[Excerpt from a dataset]
+ + + +

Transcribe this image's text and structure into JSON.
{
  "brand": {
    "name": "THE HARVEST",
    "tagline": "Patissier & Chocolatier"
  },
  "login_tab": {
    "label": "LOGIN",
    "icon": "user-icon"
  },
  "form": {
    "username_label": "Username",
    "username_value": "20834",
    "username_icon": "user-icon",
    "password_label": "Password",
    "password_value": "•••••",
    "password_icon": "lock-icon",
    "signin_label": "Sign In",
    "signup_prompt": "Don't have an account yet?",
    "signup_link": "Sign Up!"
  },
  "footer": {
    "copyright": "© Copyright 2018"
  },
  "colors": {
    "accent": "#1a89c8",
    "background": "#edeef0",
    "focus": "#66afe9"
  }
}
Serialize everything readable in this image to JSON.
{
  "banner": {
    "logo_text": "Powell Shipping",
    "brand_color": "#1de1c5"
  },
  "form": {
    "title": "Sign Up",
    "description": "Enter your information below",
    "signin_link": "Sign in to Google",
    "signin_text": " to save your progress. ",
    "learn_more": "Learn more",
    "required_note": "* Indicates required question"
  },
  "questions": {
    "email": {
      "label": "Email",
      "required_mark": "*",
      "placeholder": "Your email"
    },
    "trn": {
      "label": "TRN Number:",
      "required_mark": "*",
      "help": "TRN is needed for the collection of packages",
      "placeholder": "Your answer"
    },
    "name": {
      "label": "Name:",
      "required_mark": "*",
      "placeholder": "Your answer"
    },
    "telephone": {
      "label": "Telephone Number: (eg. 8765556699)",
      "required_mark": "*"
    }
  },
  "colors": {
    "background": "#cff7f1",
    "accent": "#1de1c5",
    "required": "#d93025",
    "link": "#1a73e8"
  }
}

+ + + +

Task statement:
Write out the records shown above, exactly as they appear.

In response:
Transcribe this image's text and structure into JSON.
{
  "brand": {
    "name": "THE HARVEST",
    "tagline": "Patissier & Chocolatier"
  },
  "login_tab": {
    "label": "LOGIN",
    "icon": "user-icon"
  },
  "form": {
    "username_label": "Username",
    "username_value": "20834",
    "username_icon": "user-icon",
    "password_label": "Password",
    "password_value": "•••••",
    "password_icon": "lock-icon",
    "signin_label": "Sign In",
    "signup_prompt": "Don't have an account yet?",
    "signup_link": "Sign Up!"
  },
  "footer": {
    "copyright": "© Copyright 2018"
  },
  "colors": {
    "accent": "#1a89c8",
    "background": "#edeef0",
    "focus": "#66afe9"
  }
}
Serialize everything readable in this image to JSON.
{
  "banner": {
    "logo_text": "Powell Shipping",
    "brand_color": "#1de1c5"
  },
  "form": {
    "title": "Sign Up",
    "description": "Enter your information below",
    "signin_link": "Sign in to Google",
    "signin_text": " to save your progress. ",
    "learn_more": "Learn more",
    "required_note": "* Indicates required question"
  },
  "questions": {
    "email": {
      "label": "Email",
      "required_mark": "*",
      "placeholder": "Your email"
    },
    "trn": {
      "label": "TRN Number:",
      "required_mark": "*",
      "help": "TRN is needed for the collection of packages",
      "placeholder": "Your answer"
    },
    "name": {
      "label": "Name:",
      "required_mark": "*",
      "placeholder": "Your answer"
    },
    "telephone": {
      "label": "Telephone Number: (eg. 8765556699)",
      "required_mark": "*"
    }
  },
  "colors": {
    "background": "#cff7f1",
    "accent": "#1de1c5",
    "required": "#d93025",
    "link": "#1a73e8"
  }
}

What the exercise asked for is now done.